§ **GIVEN ENTRIES**:
START

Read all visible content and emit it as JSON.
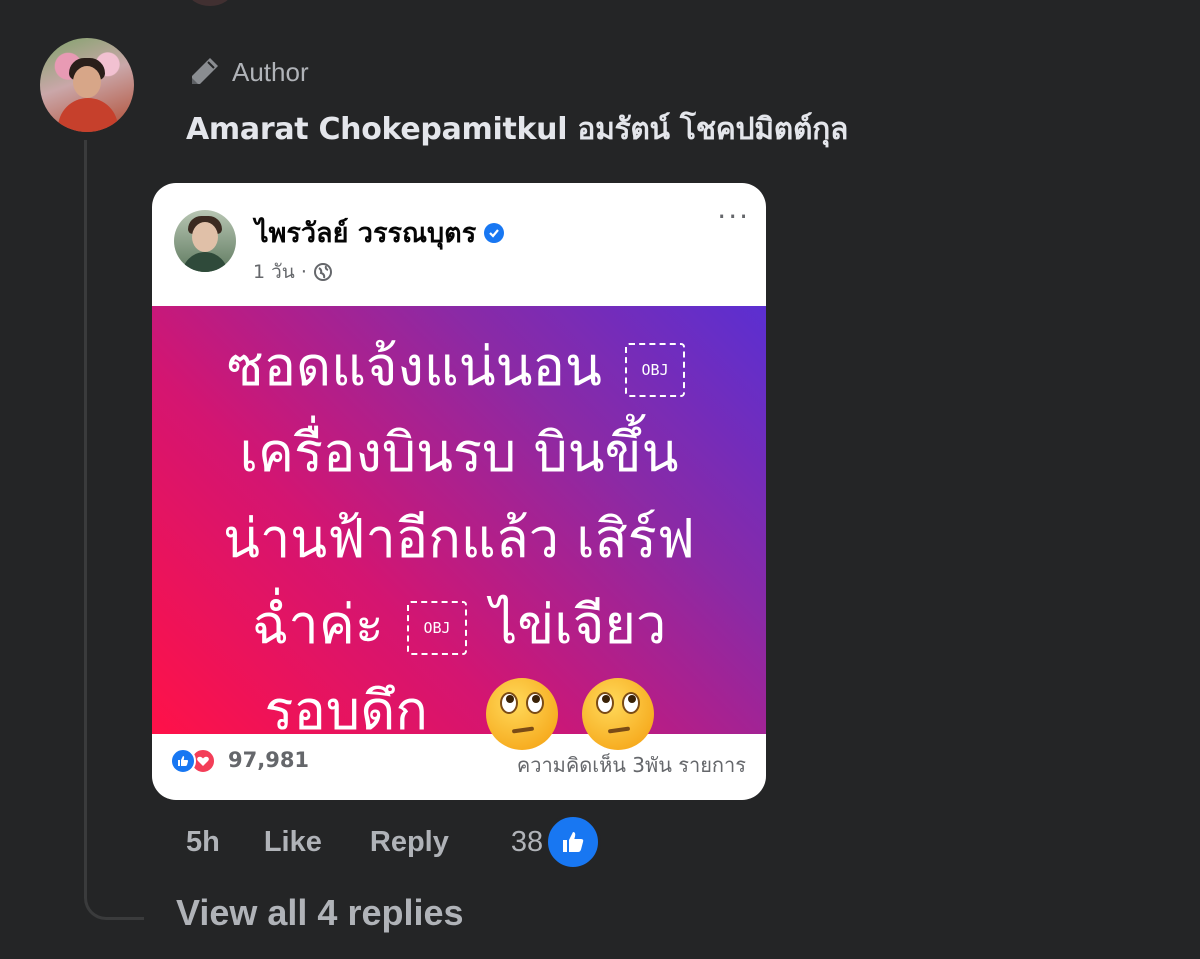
{
  "comment": {
    "badge_label": "Author",
    "badge_icon": "pencil-icon",
    "commenter_name": "Amarat Chokepamitkul อมรัตน์ โชคปมิตต์กุล",
    "shared_post": {
      "author_name": "ไพรวัลย์ วรรณบุตร",
      "verified": true,
      "meta_time": "1 วัน ·",
      "privacy_icon": "globe-icon",
      "more_icon": "more-options-icon",
      "more_label": "···",
      "image_text_lines": [
        "ซอดแจ้งแน่นอน",
        "เครื่องบินรบ บินขึ้น",
        "น่านฟ้าอีกแล้ว เสิร์ฟ",
        "ฉ่ำค่ะ",
        "ไข่เจียว",
        "รอบดึก"
      ],
      "obj_placeholder": "OBJ",
      "emoji": [
        "face-with-rolling-eyes",
        "face-with-rolling-eyes"
      ],
      "gradient_colors": [
        "#ff1148",
        "#5b2fd1"
      ],
      "reaction_count": "97,981",
      "comment_count": "ความคิดเห็น 3พัน รายการ"
    },
    "actions": {
      "time": "5h",
      "like": "Like",
      "reply": "Reply",
      "like_count": "38"
    },
    "view_replies": "View all 4 replies"
  },
  "colors": {
    "background": "#242526",
    "primary_text": "#e4e6eb",
    "secondary_text": "#b0b3b8",
    "like_blue": "#1877f2",
    "love_red": "#f33e58"
  }
}
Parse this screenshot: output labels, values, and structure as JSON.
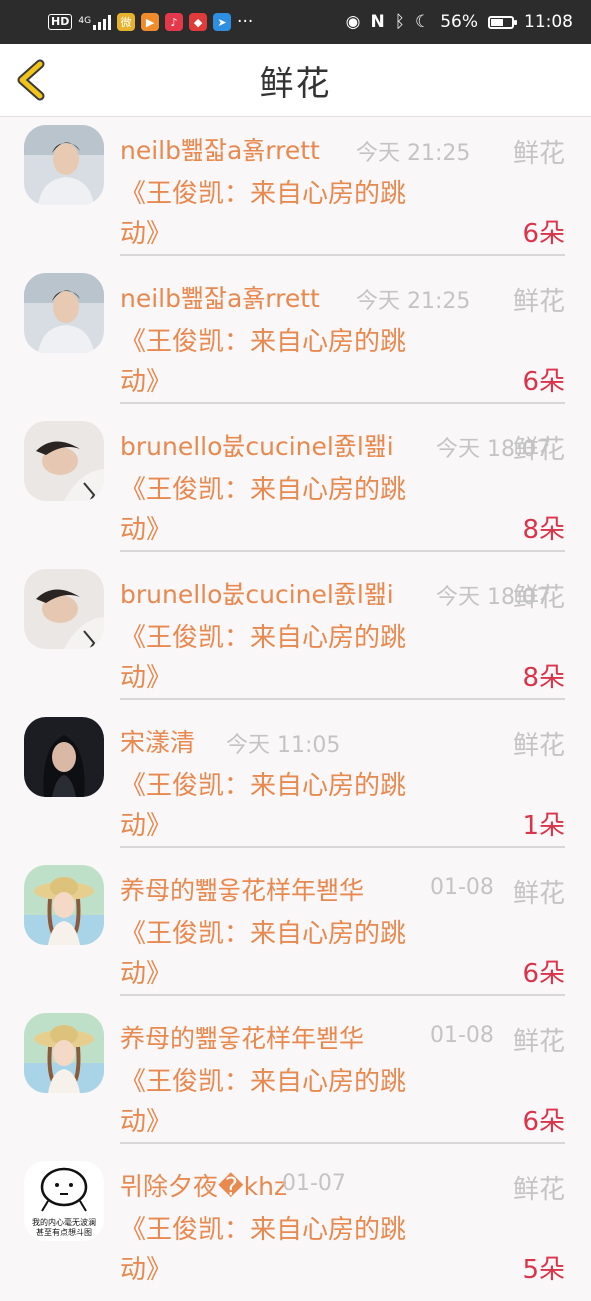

END

Tally the lines containing "rolling". Provide the number without any other words.

§ **THE RESPONSE**: 2